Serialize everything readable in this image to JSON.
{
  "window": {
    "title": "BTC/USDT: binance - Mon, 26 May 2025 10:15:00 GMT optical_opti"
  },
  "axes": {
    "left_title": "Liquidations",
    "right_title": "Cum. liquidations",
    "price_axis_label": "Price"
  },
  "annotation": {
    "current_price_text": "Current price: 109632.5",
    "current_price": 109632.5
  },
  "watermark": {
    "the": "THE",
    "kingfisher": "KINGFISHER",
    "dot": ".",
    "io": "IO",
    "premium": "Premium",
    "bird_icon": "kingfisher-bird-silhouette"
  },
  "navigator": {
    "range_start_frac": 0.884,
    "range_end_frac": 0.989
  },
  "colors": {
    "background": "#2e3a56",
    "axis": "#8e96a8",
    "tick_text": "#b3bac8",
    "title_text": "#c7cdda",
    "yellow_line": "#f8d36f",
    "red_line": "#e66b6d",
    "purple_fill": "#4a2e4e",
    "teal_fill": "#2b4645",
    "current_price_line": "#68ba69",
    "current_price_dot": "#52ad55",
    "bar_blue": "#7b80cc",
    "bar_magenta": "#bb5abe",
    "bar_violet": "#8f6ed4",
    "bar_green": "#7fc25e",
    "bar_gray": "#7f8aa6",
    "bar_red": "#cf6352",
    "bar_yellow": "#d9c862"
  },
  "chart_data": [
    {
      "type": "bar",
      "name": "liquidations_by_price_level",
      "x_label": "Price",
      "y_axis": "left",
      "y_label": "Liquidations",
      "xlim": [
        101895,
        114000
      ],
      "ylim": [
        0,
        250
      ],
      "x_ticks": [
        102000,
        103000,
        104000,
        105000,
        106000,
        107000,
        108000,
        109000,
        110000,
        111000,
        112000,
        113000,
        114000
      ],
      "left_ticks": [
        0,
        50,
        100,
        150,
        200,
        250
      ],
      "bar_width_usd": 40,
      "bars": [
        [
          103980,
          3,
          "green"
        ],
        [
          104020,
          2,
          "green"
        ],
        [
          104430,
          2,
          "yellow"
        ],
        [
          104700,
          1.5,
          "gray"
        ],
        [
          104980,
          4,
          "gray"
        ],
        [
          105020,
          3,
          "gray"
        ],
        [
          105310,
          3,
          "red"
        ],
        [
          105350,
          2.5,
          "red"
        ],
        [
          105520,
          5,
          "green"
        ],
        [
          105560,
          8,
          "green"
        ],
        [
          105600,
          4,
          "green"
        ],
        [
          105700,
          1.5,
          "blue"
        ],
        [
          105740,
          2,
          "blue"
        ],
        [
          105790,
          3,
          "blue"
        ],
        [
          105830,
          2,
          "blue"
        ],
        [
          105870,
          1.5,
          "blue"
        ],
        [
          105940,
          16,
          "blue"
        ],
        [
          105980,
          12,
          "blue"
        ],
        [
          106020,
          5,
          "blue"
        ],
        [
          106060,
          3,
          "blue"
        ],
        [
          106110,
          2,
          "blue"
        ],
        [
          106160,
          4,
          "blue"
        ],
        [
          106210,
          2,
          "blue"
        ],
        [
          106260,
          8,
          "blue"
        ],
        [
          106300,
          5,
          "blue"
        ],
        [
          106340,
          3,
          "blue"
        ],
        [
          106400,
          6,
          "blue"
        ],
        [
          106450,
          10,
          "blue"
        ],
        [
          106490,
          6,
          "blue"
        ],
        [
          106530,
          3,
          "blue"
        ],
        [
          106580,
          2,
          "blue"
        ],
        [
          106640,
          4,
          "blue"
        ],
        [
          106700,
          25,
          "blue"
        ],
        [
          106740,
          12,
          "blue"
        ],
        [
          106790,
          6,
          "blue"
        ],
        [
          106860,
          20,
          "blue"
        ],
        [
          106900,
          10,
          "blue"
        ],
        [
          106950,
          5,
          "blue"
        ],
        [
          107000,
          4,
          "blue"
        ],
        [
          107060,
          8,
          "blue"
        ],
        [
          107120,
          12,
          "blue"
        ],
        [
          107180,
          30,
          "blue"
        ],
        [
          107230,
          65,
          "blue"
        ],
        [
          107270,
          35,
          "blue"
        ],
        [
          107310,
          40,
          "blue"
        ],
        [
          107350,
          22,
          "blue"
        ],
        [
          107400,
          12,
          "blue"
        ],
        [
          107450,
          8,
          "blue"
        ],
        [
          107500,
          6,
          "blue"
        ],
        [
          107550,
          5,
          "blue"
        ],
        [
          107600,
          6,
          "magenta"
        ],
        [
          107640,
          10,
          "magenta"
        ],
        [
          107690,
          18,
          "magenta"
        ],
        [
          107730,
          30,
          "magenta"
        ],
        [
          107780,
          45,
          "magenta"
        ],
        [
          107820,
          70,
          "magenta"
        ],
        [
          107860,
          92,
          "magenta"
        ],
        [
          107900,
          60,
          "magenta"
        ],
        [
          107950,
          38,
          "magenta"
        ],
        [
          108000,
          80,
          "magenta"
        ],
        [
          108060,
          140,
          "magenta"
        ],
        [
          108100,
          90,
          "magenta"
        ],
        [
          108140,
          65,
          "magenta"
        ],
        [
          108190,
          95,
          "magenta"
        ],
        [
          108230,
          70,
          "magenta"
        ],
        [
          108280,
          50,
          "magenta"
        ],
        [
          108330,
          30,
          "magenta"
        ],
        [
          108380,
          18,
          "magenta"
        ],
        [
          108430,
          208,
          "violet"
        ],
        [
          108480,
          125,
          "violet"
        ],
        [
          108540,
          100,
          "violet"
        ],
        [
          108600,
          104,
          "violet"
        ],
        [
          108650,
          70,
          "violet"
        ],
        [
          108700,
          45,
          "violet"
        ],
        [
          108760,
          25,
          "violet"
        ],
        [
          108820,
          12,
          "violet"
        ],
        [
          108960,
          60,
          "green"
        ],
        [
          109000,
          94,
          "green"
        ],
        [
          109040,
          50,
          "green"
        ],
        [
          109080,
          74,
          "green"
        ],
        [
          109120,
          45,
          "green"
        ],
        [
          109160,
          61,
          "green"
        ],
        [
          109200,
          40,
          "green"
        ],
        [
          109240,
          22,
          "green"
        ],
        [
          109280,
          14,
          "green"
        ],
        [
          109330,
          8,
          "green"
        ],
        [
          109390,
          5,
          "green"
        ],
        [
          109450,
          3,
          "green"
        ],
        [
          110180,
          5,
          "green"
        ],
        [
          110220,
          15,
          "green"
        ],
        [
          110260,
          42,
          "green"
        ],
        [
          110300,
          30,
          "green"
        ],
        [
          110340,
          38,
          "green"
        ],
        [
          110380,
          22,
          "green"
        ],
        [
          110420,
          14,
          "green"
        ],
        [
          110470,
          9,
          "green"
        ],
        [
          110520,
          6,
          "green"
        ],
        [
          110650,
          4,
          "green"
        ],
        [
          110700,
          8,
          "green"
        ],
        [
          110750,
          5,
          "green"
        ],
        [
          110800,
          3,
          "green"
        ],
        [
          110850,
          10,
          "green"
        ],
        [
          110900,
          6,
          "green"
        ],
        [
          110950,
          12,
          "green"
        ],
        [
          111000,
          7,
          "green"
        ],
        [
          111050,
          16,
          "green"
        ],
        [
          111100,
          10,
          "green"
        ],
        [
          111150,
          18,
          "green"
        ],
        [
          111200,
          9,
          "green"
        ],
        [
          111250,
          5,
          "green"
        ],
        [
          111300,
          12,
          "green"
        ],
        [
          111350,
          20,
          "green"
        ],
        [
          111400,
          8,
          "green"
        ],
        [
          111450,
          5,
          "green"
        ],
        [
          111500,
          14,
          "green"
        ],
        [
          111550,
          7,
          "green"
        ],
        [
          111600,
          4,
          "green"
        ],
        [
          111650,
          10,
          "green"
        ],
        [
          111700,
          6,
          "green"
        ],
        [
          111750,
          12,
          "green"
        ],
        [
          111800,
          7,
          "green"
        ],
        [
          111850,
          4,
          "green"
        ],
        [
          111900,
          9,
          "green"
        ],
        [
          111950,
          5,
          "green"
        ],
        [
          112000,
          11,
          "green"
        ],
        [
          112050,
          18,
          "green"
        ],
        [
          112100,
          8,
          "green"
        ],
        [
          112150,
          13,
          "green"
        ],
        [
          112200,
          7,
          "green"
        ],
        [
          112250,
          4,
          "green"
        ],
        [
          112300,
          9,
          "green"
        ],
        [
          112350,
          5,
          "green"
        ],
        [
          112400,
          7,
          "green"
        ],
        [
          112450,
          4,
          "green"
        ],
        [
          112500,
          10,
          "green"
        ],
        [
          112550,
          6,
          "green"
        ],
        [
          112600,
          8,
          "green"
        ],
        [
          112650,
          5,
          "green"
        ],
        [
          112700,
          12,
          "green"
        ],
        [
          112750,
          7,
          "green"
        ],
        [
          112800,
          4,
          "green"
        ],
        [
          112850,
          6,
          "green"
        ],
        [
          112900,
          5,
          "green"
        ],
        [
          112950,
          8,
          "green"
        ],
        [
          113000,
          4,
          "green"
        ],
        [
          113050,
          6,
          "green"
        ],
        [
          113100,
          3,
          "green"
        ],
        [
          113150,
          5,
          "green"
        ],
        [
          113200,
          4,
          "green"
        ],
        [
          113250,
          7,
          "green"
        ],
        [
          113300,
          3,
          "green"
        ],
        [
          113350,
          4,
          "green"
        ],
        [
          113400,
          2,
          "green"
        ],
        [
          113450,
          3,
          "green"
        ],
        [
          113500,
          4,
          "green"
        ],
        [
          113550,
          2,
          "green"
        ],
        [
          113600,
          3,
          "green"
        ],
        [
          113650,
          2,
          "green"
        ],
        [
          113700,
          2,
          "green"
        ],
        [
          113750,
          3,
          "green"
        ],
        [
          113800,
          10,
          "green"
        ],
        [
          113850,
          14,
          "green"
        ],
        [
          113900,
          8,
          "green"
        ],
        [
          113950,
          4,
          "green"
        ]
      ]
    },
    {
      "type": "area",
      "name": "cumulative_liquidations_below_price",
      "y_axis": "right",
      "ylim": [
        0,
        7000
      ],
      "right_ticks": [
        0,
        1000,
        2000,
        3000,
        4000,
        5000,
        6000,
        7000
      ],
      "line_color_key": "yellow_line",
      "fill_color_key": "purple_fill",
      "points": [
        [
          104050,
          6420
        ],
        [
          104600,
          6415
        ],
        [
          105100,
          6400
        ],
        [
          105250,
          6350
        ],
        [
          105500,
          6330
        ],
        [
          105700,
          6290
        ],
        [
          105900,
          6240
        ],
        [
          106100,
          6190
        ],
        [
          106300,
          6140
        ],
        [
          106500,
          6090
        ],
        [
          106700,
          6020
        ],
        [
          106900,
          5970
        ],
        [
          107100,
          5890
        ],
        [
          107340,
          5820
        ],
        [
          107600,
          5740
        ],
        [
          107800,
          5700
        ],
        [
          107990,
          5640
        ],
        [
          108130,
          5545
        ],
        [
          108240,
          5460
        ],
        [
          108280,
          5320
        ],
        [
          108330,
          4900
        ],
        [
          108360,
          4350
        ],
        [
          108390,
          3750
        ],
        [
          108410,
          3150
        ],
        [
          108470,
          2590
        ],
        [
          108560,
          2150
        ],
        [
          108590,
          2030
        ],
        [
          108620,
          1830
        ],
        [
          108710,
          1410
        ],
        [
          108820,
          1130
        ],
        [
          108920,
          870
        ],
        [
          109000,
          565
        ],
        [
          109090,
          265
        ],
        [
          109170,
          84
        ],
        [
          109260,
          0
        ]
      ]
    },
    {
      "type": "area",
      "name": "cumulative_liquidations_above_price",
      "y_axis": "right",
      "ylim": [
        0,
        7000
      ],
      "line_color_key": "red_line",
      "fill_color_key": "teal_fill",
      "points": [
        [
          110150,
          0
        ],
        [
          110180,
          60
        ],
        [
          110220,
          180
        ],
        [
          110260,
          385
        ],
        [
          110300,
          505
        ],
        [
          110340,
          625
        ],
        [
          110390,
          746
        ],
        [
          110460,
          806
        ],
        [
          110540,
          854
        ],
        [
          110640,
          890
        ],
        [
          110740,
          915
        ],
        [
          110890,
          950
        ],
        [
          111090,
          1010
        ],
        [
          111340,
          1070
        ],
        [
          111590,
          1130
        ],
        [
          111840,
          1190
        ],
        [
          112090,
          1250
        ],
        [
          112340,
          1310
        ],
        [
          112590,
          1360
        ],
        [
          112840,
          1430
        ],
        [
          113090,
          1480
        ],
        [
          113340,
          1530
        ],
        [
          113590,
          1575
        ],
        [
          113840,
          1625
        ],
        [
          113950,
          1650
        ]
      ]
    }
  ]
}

◇ ◇ ◇ ◇ ◇ ◇ ◇

> The exercise
For the records above, state how many lines include the string "kingfisher", giving the number and nothing else.

> Completed task
2